(Structured figure records)
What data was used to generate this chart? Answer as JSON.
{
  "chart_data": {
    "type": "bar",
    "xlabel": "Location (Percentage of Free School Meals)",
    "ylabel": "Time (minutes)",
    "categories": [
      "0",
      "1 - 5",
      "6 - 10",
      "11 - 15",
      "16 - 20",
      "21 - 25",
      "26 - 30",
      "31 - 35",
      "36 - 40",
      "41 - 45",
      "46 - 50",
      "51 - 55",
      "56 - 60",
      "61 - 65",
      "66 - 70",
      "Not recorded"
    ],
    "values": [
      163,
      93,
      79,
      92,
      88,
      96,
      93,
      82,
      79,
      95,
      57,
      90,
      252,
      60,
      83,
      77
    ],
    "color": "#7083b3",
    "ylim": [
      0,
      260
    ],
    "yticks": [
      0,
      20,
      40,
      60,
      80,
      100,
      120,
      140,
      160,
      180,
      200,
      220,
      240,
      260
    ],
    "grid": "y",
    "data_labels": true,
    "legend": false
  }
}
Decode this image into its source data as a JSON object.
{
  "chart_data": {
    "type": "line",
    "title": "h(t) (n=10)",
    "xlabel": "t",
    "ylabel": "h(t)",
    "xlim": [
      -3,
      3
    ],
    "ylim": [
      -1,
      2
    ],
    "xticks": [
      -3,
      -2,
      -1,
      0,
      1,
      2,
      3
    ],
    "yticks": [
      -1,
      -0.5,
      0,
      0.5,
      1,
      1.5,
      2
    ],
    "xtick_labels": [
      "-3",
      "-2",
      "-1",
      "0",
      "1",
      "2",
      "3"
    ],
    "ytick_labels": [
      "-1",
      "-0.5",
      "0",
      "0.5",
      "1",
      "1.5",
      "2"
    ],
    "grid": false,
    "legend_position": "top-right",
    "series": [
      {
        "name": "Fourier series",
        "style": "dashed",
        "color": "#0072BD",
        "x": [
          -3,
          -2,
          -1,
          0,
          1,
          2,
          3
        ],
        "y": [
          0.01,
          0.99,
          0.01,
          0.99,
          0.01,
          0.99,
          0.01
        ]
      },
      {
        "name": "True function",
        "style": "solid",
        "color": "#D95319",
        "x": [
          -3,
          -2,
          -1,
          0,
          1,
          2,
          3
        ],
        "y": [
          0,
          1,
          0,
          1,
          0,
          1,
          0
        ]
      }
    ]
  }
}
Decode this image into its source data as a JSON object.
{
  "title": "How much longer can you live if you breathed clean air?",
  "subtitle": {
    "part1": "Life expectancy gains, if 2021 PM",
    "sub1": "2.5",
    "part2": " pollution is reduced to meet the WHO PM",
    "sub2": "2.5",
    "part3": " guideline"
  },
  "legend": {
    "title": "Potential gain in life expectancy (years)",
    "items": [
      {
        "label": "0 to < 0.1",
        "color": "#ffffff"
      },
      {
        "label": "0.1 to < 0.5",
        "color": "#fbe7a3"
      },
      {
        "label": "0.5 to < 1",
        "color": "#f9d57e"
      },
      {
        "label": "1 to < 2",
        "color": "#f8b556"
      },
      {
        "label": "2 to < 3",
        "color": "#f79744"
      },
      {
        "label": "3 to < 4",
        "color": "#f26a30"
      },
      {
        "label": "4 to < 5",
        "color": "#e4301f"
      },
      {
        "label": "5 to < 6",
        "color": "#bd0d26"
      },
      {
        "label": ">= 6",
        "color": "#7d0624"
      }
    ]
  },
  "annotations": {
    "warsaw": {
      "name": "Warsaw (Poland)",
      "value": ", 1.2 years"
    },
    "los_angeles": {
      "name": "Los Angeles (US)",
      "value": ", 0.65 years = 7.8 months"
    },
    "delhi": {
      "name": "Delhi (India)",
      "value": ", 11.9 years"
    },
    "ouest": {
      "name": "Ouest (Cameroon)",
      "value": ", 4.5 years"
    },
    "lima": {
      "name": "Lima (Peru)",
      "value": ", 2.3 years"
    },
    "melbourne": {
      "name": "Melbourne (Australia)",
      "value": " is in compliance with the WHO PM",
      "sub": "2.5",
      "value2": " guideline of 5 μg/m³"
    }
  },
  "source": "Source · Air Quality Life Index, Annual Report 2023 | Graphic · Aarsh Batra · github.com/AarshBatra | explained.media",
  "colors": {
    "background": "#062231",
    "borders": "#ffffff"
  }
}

Objective:
Please repeat the listing above in full and exactly.

Response to this exercise:
What data was used to generate this chart? Answer as JSON.
{
  "chart_data": {
    "type": "bar",
    "xlabel": "Location (Percentage of Free School Meals)",
    "ylabel": "Time (minutes)",
    "categories": [
      "0",
      "1 - 5",
      "6 - 10",
      "11 - 15",
      "16 - 20",
      "21 - 25",
      "26 - 30",
      "31 - 35",
      "36 - 40",
      "41 - 45",
      "46 - 50",
      "51 - 55",
      "56 - 60",
      "61 - 65",
      "66 - 70",
      "Not recorded"
    ],
    "values": [
      163,
      93,
      79,
      92,
      88,
      96,
      93,
      82,
      79,
      95,
      57,
      90,
      252,
      60,
      83,
      77
    ],
    "color": "#7083b3",
    "ylim": [
      0,
      260
    ],
    "yticks": [
      0,
      20,
      40,
      60,
      80,
      100,
      120,
      140,
      160,
      180,
      200,
      220,
      240,
      260
    ],
    "grid": "y",
    "data_labels": true,
    "legend": false
  }
}
Decode this image into its source data as a JSON object.
{
  "chart_data": {
    "type": "line",
    "title": "h(t) (n=10)",
    "xlabel": "t",
    "ylabel": "h(t)",
    "xlim": [
      -3,
      3
    ],
    "ylim": [
      -1,
      2
    ],
    "xticks": [
      -3,
      -2,
      -1,
      0,
      1,
      2,
      3
    ],
    "yticks": [
      -1,
      -0.5,
      0,
      0.5,
      1,
      1.5,
      2
    ],
    "xtick_labels": [
      "-3",
      "-2",
      "-1",
      "0",
      "1",
      "2",
      "3"
    ],
    "ytick_labels": [
      "-1",
      "-0.5",
      "0",
      "0.5",
      "1",
      "1.5",
      "2"
    ],
    "grid": false,
    "legend_position": "top-right",
    "series": [
      {
        "name": "Fourier series",
        "style": "dashed",
        "color": "#0072BD",
        "x": [
          -3,
          -2,
          -1,
          0,
          1,
          2,
          3
        ],
        "y": [
          0.01,
          0.99,
          0.01,
          0.99,
          0.01,
          0.99,
          0.01
        ]
      },
      {
        "name": "True function",
        "style": "solid",
        "color": "#D95319",
        "x": [
          -3,
          -2,
          -1,
          0,
          1,
          2,
          3
        ],
        "y": [
          0,
          1,
          0,
          1,
          0,
          1,
          0
        ]
      }
    ]
  }
}
Decode this image into its source data as a JSON object.
{
  "title": "How much longer can you live if you breathed clean air?",
  "subtitle": {
    "part1": "Life expectancy gains, if 2021 PM",
    "sub1": "2.5",
    "part2": " pollution is reduced to meet the WHO PM",
    "sub2": "2.5",
    "part3": " guideline"
  },
  "legend": {
    "title": "Potential gain in life expectancy (years)",
    "items": [
      {
        "label": "0 to < 0.1",
        "color": "#ffffff"
      },
      {
        "label": "0.1 to < 0.5",
        "color": "#fbe7a3"
      },
      {
        "label": "0.5 to < 1",
        "color": "#f9d57e"
      },
      {
        "label": "1 to < 2",
        "color": "#f8b556"
      },
      {
        "label": "2 to < 3",
        "color": "#f79744"
      },
      {
        "label": "3 to < 4",
        "color": "#f26a30"
      },
      {
        "label": "4 to < 5",
        "color": "#e4301f"
      },
      {
        "label": "5 to < 6",
        "color": "#bd0d26"
      },
      {
        "label": ">= 6",
        "color": "#7d0624"
      }
    ]
  },
  "annotations": {
    "warsaw": {
      "name": "Warsaw (Poland)",
      "value": ", 1.2 years"
    },
    "los_angeles": {
      "name": "Los Angeles (US)",
      "value": ", 0.65 years = 7.8 months"
    },
    "delhi": {
      "name": "Delhi (India)",
      "value": ", 11.9 years"
    },
    "ouest": {
      "name": "Ouest (Cameroon)",
      "value": ", 4.5 years"
    },
    "lima": {
      "name": "Lima (Peru)",
      "value": ", 2.3 years"
    },
    "melbourne": {
      "name": "Melbourne (Australia)",
      "value": " is in compliance with the WHO PM",
      "sub": "2.5",
      "value2": " guideline of 5 μg/m³"
    }
  },
  "source": "Source · Air Quality Life Index, Annual Report 2023 | Graphic · Aarsh Batra · github.com/AarshBatra | explained.media",
  "colors": {
    "background": "#062231",
    "borders": "#ffffff"
  }
}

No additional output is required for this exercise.